What is asked: Reproduce all of the data exactly.

Source records:
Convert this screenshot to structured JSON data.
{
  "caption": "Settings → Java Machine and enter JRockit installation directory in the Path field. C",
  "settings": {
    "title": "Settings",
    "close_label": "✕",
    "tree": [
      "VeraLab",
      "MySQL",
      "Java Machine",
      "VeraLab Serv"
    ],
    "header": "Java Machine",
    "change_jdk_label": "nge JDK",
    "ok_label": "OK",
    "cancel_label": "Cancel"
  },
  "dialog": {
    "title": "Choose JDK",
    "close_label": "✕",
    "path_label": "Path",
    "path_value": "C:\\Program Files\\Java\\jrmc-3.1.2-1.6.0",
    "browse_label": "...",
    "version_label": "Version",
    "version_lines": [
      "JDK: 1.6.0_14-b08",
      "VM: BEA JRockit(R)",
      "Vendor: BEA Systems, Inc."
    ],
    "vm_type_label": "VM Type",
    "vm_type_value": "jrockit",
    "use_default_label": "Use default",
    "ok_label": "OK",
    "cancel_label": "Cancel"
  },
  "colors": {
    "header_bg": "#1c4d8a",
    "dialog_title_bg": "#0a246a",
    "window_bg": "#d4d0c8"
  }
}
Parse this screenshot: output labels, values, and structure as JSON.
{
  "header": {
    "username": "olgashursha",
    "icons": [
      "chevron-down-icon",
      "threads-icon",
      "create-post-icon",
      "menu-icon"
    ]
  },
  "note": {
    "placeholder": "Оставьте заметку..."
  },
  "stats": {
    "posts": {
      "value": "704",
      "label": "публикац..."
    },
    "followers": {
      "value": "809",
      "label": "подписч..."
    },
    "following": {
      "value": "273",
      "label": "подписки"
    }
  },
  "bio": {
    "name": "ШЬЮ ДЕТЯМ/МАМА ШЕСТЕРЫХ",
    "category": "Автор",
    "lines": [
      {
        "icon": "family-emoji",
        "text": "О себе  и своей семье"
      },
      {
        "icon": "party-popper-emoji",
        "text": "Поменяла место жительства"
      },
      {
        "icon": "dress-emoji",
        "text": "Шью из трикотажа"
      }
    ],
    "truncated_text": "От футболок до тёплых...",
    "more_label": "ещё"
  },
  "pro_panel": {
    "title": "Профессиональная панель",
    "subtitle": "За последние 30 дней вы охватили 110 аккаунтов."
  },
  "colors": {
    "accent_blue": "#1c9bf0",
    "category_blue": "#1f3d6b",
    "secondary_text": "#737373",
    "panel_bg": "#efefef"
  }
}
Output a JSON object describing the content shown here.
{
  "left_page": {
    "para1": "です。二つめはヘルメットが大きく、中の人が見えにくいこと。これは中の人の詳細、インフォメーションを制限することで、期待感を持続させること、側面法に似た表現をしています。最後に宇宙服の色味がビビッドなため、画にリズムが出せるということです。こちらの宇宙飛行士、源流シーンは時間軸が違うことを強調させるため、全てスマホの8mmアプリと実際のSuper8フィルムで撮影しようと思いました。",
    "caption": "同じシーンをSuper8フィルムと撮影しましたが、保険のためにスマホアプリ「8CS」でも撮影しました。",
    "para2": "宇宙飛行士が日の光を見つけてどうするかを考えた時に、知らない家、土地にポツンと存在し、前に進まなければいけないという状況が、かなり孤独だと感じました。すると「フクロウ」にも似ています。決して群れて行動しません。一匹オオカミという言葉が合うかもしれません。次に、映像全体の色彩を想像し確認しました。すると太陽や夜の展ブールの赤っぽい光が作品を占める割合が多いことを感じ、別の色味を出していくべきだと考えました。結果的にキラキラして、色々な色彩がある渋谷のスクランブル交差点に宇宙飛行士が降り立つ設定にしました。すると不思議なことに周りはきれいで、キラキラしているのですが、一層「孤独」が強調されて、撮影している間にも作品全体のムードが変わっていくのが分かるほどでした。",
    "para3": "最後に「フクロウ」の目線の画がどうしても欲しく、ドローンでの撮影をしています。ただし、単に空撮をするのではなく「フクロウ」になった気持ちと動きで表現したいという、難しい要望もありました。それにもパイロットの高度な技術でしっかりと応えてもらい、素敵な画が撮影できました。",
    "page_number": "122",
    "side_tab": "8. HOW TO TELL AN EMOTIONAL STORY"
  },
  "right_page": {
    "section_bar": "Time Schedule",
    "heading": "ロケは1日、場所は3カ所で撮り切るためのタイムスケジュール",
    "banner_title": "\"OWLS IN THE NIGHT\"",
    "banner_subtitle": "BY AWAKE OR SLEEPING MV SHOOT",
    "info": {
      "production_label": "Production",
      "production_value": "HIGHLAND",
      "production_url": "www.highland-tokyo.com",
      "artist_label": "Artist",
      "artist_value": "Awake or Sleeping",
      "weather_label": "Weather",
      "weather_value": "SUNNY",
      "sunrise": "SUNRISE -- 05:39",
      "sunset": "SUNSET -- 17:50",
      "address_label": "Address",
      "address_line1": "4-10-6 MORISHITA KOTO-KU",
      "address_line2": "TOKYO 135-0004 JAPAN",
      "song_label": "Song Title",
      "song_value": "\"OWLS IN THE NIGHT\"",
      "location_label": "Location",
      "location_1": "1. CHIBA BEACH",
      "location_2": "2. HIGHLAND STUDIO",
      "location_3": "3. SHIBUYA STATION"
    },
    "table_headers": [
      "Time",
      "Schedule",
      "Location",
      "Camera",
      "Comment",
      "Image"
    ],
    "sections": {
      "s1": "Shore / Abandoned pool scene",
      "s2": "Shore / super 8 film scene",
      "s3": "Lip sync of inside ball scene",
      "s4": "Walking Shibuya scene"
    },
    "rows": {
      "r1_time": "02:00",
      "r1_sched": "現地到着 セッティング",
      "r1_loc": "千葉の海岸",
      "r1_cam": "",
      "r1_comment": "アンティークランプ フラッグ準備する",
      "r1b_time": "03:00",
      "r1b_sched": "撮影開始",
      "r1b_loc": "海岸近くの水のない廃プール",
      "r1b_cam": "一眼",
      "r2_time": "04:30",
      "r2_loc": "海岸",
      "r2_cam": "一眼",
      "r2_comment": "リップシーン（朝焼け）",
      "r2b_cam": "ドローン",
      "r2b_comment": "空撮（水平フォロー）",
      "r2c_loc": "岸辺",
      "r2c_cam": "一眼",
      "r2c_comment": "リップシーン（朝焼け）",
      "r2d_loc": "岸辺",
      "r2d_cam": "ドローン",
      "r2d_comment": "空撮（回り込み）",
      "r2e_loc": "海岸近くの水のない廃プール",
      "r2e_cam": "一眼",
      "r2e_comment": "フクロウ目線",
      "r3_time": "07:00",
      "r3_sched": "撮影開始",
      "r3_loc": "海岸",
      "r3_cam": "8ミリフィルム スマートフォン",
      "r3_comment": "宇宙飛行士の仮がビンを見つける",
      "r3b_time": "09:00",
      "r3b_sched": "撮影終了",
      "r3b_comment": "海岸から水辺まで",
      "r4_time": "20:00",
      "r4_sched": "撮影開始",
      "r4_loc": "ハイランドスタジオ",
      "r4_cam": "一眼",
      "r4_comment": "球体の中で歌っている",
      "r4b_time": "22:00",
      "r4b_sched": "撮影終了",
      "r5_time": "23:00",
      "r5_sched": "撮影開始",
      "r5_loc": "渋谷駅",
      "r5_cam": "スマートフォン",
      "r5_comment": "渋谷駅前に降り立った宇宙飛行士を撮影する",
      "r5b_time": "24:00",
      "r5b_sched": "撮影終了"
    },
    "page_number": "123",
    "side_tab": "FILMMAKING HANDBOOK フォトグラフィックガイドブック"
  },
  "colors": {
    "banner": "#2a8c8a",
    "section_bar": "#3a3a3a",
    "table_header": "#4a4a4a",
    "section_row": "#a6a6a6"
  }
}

Answer to this task:
Convert this screenshot to structured JSON data.
{
  "caption": "Settings → Java Machine and enter JRockit installation directory in the Path field. C",
  "settings": {
    "title": "Settings",
    "close_label": "✕",
    "tree": [
      "VeraLab",
      "MySQL",
      "Java Machine",
      "VeraLab Serv"
    ],
    "header": "Java Machine",
    "change_jdk_label": "nge JDK",
    "ok_label": "OK",
    "cancel_label": "Cancel"
  },
  "dialog": {
    "title": "Choose JDK",
    "close_label": "✕",
    "path_label": "Path",
    "path_value": "C:\\Program Files\\Java\\jrmc-3.1.2-1.6.0",
    "browse_label": "...",
    "version_label": "Version",
    "version_lines": [
      "JDK: 1.6.0_14-b08",
      "VM: BEA JRockit(R)",
      "Vendor: BEA Systems, Inc."
    ],
    "vm_type_label": "VM Type",
    "vm_type_value": "jrockit",
    "use_default_label": "Use default",
    "ok_label": "OK",
    "cancel_label": "Cancel"
  },
  "colors": {
    "header_bg": "#1c4d8a",
    "dialog_title_bg": "#0a246a",
    "window_bg": "#d4d0c8"
  }
}
Parse this screenshot: output labels, values, and structure as JSON.
{
  "header": {
    "username": "olgashursha",
    "icons": [
      "chevron-down-icon",
      "threads-icon",
      "create-post-icon",
      "menu-icon"
    ]
  },
  "note": {
    "placeholder": "Оставьте заметку..."
  },
  "stats": {
    "posts": {
      "value": "704",
      "label": "публикац..."
    },
    "followers": {
      "value": "809",
      "label": "подписч..."
    },
    "following": {
      "value": "273",
      "label": "подписки"
    }
  },
  "bio": {
    "name": "ШЬЮ ДЕТЯМ/МАМА ШЕСТЕРЫХ",
    "category": "Автор",
    "lines": [
      {
        "icon": "family-emoji",
        "text": "О себе  и своей семье"
      },
      {
        "icon": "party-popper-emoji",
        "text": "Поменяла место жительства"
      },
      {
        "icon": "dress-emoji",
        "text": "Шью из трикотажа"
      }
    ],
    "truncated_text": "От футболок до тёплых...",
    "more_label": "ещё"
  },
  "pro_panel": {
    "title": "Профессиональная панель",
    "subtitle": "За последние 30 дней вы охватили 110 аккаунтов."
  },
  "colors": {
    "accent_blue": "#1c9bf0",
    "category_blue": "#1f3d6b",
    "secondary_text": "#737373",
    "panel_bg": "#efefef"
  }
}
Output a JSON object describing the content shown here.
{
  "left_page": {
    "para1": "です。二つめはヘルメットが大きく、中の人が見えにくいこと。これは中の人の詳細、インフォメーションを制限することで、期待感を持続させること、側面法に似た表現をしています。最後に宇宙服の色味がビビッドなため、画にリズムが出せるということです。こちらの宇宙飛行士、源流シーンは時間軸が違うことを強調させるため、全てスマホの8mmアプリと実際のSuper8フィルムで撮影しようと思いました。",
    "caption": "同じシーンをSuper8フィルムと撮影しましたが、保険のためにスマホアプリ「8CS」でも撮影しました。",
    "para2": "宇宙飛行士が日の光を見つけてどうするかを考えた時に、知らない家、土地にポツンと存在し、前に進まなければいけないという状況が、かなり孤独だと感じました。すると「フクロウ」にも似ています。決して群れて行動しません。一匹オオカミという言葉が合うかもしれません。次に、映像全体の色彩を想像し確認しました。すると太陽や夜の展ブールの赤っぽい光が作品を占める割合が多いことを感じ、別の色味を出していくべきだと考えました。結果的にキラキラして、色々な色彩がある渋谷のスクランブル交差点に宇宙飛行士が降り立つ設定にしました。すると不思議なことに周りはきれいで、キラキラしているのですが、一層「孤独」が強調されて、撮影している間にも作品全体のムードが変わっていくのが分かるほどでした。",
    "para3": "最後に「フクロウ」の目線の画がどうしても欲しく、ドローンでの撮影をしています。ただし、単に空撮をするのではなく「フクロウ」になった気持ちと動きで表現したいという、難しい要望もありました。それにもパイロットの高度な技術でしっかりと応えてもらい、素敵な画が撮影できました。",
    "page_number": "122",
    "side_tab": "8. HOW TO TELL AN EMOTIONAL STORY"
  },
  "right_page": {
    "section_bar": "Time Schedule",
    "heading": "ロケは1日、場所は3カ所で撮り切るためのタイムスケジュール",
    "banner_title": "\"OWLS IN THE NIGHT\"",
    "banner_subtitle": "BY AWAKE OR SLEEPING MV SHOOT",
    "info": {
      "production_label": "Production",
      "production_value": "HIGHLAND",
      "production_url": "www.highland-tokyo.com",
      "artist_label": "Artist",
      "artist_value": "Awake or Sleeping",
      "weather_label": "Weather",
      "weather_value": "SUNNY",
      "sunrise": "SUNRISE -- 05:39",
      "sunset": "SUNSET -- 17:50",
      "address_label": "Address",
      "address_line1": "4-10-6 MORISHITA KOTO-KU",
      "address_line2": "TOKYO 135-0004 JAPAN",
      "song_label": "Song Title",
      "song_value": "\"OWLS IN THE NIGHT\"",
      "location_label": "Location",
      "location_1": "1. CHIBA BEACH",
      "location_2": "2. HIGHLAND STUDIO",
      "location_3": "3. SHIBUYA STATION"
    },
    "table_headers": [
      "Time",
      "Schedule",
      "Location",
      "Camera",
      "Comment",
      "Image"
    ],
    "sections": {
      "s1": "Shore / Abandoned pool scene",
      "s2": "Shore / super 8 film scene",
      "s3": "Lip sync of inside ball scene",
      "s4": "Walking Shibuya scene"
    },
    "rows": {
      "r1_time": "02:00",
      "r1_sched": "現地到着 セッティング",
      "r1_loc": "千葉の海岸",
      "r1_cam": "",
      "r1_comment": "アンティークランプ フラッグ準備する",
      "r1b_time": "03:00",
      "r1b_sched": "撮影開始",
      "r1b_loc": "海岸近くの水のない廃プール",
      "r1b_cam": "一眼",
      "r2_time": "04:30",
      "r2_loc": "海岸",
      "r2_cam": "一眼",
      "r2_comment": "リップシーン（朝焼け）",
      "r2b_cam": "ドローン",
      "r2b_comment": "空撮（水平フォロー）",
      "r2c_loc": "岸辺",
      "r2c_cam": "一眼",
      "r2c_comment": "リップシーン（朝焼け）",
      "r2d_loc": "岸辺",
      "r2d_cam": "ドローン",
      "r2d_comment": "空撮（回り込み）",
      "r2e_loc": "海岸近くの水のない廃プール",
      "r2e_cam": "一眼",
      "r2e_comment": "フクロウ目線",
      "r3_time": "07:00",
      "r3_sched": "撮影開始",
      "r3_loc": "海岸",
      "r3_cam": "8ミリフィルム スマートフォン",
      "r3_comment": "宇宙飛行士の仮がビンを見つける",
      "r3b_time": "09:00",
      "r3b_sched": "撮影終了",
      "r3b_comment": "海岸から水辺まで",
      "r4_time": "20:00",
      "r4_sched": "撮影開始",
      "r4_loc": "ハイランドスタジオ",
      "r4_cam": "一眼",
      "r4_comment": "球体の中で歌っている",
      "r4b_time": "22:00",
      "r4b_sched": "撮影終了",
      "r5_time": "23:00",
      "r5_sched": "撮影開始",
      "r5_loc": "渋谷駅",
      "r5_cam": "スマートフォン",
      "r5_comment": "渋谷駅前に降り立った宇宙飛行士を撮影する",
      "r5b_time": "24:00",
      "r5b_sched": "撮影終了"
    },
    "page_number": "123",
    "side_tab": "FILMMAKING HANDBOOK フォトグラフィックガイドブック"
  },
  "colors": {
    "banner": "#2a8c8a",
    "section_bar": "#3a3a3a",
    "table_header": "#4a4a4a",
    "section_row": "#a6a6a6"
  }
}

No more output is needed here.